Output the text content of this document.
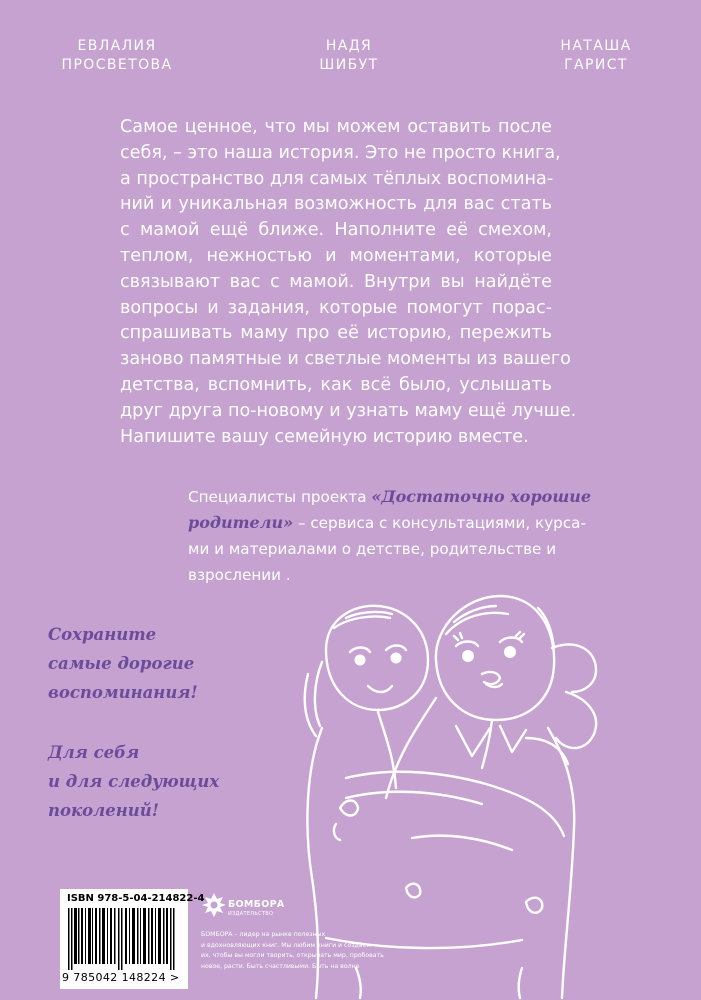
ЕВЛАЛИЯ
ПРОСВЕТОВА
НАДЯ
ШИБУТ
НАТАША
ГАРИСТ
Самое ценное, что мы можем оставить после
себя, – это наша история. Это не просто книга,
а пространство для самых тёплых воспомина-
ний и уникальная возможность для вас стать
с мамой ещё ближе. Наполните её смехом,
теплом, нежностью и моментами, которые
связывают вас с мамой. Внутри вы найдёте
вопросы и задания, которые помогут порас-
спрашивать маму про её историю, пережить
заново памятные и светлые моменты из вашего
детства, вспомнить, как всё было, услышать
друг друга по-новому и узнать маму ещё лучше.
Напишите вашу семейную историю вместе.
Специалисты проекта «Достаточно хорошие
родители» – сервиса с консультациями, курса-
ми и материалами о детстве, родительстве и
взрослении .
Сохраните
самые дорогие
воспоминания!
Для себя
и для следующих
поколений!
ISBN 978-5-04-214822-4
9 785042 148224 >
БОМБОРА
ИЗДАТЕЛЬСТВО
БОМБОРА – лидер на рынке полезных
и вдохновляющих книг. Мы любим книги и создаем
их, чтобы вы могли творить, открывать мир, пробовать
новое, расти. Быть счастливыми. Быть на волне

_ _ _ _ _ _ _

INSTRUCTION
Return all lines containing "историю".

TASK RESULT
спрашивать маму про её историю, пережить
Напишите вашу семейную историю вместе.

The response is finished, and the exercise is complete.